# Start of Listing
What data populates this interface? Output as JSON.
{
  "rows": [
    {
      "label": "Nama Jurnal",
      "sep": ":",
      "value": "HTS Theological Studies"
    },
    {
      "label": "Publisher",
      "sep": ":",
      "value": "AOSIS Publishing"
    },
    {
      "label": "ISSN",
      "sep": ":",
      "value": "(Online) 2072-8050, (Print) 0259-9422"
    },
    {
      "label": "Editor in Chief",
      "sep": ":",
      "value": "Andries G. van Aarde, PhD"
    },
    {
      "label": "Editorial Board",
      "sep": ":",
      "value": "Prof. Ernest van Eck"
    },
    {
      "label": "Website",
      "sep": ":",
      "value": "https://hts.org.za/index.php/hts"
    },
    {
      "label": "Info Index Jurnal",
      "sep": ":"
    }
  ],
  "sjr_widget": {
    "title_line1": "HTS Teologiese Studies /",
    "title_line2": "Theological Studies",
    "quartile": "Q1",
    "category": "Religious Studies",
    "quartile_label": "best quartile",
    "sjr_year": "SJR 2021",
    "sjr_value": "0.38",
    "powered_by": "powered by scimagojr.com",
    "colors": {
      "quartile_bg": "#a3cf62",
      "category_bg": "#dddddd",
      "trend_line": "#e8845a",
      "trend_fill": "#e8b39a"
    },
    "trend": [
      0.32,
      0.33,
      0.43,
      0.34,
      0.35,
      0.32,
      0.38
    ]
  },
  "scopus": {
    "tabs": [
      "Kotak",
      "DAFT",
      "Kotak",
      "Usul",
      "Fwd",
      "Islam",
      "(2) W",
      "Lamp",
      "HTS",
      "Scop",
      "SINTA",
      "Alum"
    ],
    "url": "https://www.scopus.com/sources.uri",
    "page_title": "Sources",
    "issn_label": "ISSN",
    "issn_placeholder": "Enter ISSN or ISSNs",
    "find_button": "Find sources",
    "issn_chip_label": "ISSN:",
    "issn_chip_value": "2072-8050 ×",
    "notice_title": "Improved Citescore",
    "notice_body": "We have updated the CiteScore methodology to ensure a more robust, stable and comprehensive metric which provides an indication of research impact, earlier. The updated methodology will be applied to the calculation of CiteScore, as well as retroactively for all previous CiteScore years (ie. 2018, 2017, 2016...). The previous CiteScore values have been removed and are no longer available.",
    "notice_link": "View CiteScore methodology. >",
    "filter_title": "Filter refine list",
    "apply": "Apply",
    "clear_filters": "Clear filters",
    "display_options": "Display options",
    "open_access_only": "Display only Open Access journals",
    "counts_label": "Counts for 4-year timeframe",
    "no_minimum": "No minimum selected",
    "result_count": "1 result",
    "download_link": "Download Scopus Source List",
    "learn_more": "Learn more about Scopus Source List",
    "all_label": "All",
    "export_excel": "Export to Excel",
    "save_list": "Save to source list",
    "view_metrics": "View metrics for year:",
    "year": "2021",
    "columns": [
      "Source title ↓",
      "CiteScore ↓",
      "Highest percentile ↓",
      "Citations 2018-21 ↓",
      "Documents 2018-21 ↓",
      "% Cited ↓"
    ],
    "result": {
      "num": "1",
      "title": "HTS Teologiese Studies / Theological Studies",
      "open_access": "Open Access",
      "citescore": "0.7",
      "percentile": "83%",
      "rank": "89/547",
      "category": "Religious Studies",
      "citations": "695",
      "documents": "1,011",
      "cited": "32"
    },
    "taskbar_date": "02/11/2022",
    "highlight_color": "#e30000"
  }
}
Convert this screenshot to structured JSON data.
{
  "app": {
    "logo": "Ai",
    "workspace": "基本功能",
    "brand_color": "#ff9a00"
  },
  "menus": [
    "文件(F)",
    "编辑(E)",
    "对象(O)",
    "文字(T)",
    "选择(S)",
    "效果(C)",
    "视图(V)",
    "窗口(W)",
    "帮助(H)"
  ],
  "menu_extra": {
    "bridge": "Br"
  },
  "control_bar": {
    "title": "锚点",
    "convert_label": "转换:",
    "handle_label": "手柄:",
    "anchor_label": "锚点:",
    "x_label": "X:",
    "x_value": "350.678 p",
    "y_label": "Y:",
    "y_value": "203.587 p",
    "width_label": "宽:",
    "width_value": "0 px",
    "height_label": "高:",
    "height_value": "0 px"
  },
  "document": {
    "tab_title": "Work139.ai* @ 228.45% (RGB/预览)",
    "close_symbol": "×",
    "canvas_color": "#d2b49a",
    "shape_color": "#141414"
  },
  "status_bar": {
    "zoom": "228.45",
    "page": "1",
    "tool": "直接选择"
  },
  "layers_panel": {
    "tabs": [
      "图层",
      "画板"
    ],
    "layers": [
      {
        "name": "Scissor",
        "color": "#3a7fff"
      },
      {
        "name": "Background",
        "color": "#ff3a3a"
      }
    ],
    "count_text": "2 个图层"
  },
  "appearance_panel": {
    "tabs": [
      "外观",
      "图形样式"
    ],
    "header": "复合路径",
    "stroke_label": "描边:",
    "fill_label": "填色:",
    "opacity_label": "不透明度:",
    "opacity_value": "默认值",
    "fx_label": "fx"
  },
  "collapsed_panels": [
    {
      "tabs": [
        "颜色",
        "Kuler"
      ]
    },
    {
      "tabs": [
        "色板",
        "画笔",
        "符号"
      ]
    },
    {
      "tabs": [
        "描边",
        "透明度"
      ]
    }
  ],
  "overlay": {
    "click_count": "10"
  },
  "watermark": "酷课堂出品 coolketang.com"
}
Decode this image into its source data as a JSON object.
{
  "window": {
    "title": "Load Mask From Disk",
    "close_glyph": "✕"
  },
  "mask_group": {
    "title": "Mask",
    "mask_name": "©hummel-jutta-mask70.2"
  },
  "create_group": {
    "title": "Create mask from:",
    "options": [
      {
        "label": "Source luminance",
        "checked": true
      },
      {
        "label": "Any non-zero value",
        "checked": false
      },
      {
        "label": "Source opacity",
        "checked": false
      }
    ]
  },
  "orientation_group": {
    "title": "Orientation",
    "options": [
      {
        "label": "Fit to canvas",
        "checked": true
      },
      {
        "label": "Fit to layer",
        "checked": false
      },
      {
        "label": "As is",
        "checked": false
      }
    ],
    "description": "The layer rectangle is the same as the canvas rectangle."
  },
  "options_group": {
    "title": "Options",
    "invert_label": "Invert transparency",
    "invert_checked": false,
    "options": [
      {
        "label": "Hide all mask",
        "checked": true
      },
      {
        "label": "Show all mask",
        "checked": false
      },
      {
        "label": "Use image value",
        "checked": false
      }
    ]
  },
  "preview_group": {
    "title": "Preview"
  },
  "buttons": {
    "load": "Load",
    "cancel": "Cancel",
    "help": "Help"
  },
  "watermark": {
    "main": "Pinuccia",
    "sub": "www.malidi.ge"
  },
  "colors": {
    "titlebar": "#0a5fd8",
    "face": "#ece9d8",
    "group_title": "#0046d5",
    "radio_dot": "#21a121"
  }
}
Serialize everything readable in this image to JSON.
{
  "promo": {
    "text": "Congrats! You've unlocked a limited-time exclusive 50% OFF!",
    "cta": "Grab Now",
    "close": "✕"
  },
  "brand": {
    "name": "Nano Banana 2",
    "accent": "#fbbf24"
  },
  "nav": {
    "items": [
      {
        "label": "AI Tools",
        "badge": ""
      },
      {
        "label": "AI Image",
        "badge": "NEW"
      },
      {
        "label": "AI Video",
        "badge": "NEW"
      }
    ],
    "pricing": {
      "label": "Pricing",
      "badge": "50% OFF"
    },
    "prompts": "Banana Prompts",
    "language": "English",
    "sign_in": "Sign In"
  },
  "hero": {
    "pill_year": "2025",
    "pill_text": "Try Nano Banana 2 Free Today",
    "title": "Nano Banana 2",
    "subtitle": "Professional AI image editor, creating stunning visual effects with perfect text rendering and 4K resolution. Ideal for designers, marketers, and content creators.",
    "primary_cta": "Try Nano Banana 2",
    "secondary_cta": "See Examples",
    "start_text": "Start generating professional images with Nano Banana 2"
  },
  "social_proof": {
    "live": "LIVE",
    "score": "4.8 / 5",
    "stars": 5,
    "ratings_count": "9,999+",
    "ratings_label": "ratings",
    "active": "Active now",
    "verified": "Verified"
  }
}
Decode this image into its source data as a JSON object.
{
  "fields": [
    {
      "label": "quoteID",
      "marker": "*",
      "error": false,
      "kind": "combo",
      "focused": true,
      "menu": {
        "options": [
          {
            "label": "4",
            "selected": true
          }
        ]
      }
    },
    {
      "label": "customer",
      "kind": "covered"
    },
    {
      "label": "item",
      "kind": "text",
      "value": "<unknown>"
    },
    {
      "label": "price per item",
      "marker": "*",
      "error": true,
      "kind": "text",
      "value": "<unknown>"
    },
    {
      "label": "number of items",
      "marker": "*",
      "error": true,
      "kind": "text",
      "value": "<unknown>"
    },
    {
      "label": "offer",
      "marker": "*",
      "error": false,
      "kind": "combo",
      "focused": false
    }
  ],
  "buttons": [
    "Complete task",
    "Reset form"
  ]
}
# End of Listing
### Goal
Copy all lines from the data that hold the word "this".

### Response
What data populates this interface? Output as JSON.
Convert this screenshot to structured JSON data.
Decode this image into its source data as a JSON object.
Serialize everything readable in this image to JSON.
Decode this image into its source data as a JSON object.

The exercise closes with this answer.